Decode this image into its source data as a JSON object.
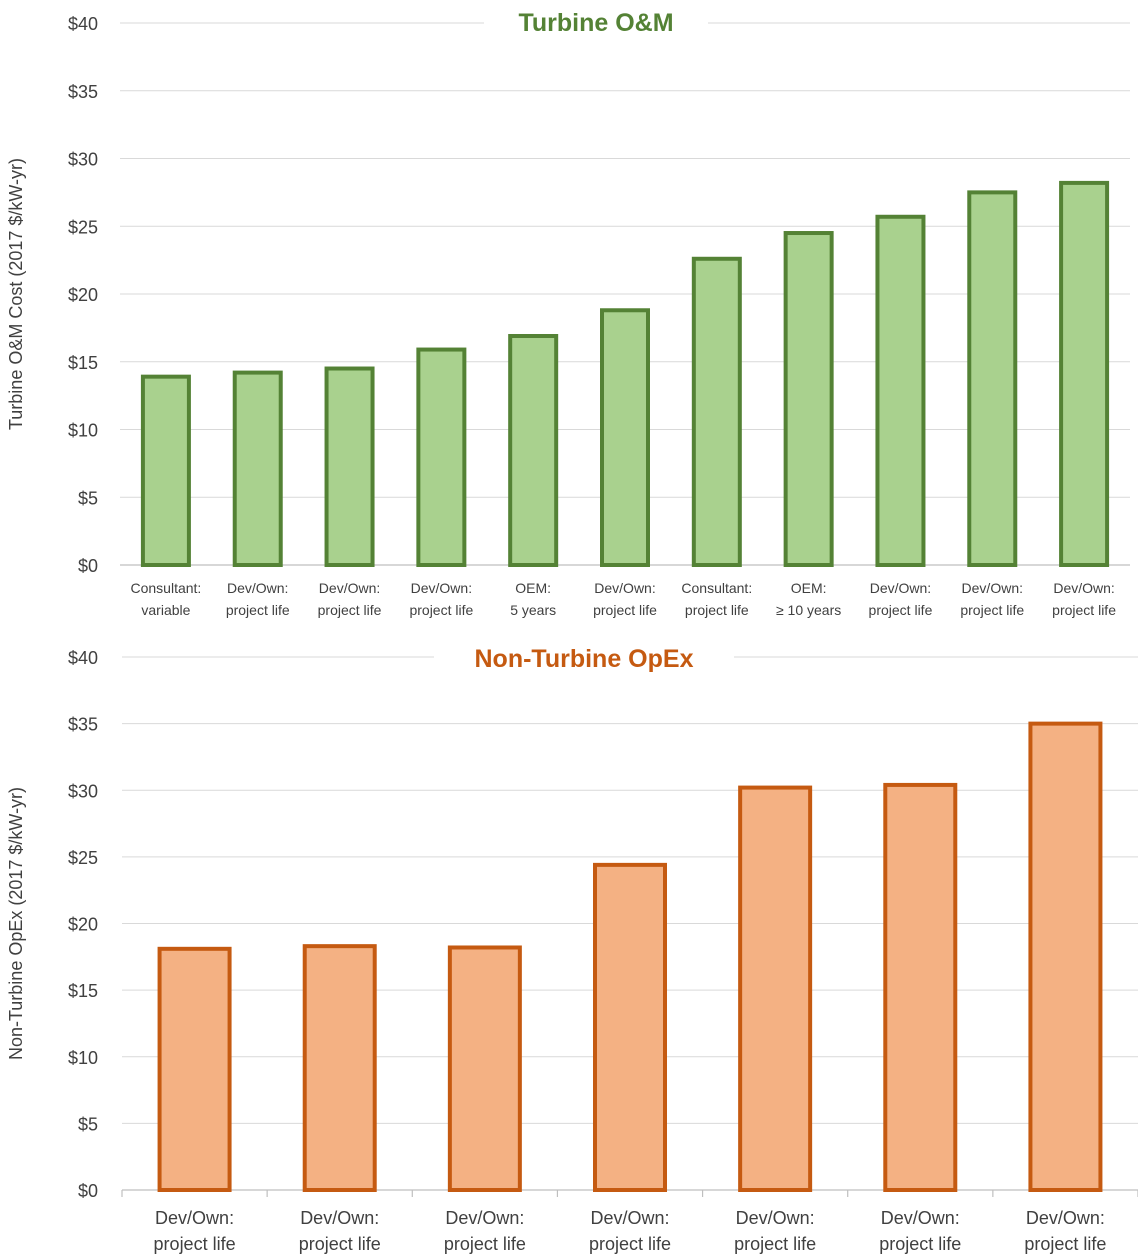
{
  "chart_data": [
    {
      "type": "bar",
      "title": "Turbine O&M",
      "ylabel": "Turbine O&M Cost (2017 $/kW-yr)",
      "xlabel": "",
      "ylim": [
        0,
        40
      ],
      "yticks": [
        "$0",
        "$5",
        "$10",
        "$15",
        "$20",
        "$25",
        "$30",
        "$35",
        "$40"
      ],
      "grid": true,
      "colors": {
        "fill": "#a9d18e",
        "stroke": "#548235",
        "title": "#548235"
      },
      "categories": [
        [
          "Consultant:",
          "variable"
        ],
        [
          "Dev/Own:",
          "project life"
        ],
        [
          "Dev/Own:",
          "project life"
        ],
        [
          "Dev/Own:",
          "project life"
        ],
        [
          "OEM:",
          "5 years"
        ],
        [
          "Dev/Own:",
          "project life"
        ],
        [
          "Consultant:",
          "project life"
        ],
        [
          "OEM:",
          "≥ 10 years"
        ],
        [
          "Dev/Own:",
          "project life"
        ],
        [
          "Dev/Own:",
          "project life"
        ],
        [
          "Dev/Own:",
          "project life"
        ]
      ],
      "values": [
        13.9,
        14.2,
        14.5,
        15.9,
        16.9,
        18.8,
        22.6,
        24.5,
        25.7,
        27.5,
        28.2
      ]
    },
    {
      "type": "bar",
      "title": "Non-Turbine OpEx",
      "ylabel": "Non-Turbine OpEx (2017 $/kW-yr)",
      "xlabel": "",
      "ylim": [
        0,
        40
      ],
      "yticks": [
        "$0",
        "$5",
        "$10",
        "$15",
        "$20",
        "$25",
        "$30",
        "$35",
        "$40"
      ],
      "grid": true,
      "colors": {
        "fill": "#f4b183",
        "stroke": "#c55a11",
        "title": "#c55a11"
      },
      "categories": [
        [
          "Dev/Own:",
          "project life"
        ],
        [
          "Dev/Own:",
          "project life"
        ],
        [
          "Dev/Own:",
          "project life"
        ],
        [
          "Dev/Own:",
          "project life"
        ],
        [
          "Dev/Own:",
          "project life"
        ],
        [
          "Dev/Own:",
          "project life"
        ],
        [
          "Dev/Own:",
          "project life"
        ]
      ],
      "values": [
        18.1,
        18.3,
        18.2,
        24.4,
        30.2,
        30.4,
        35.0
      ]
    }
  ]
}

—————

● WORK TO DO
Indicate how many lines of the material include the word "Turbine"; the number alone is required.

● CORRECT RESPONSE
4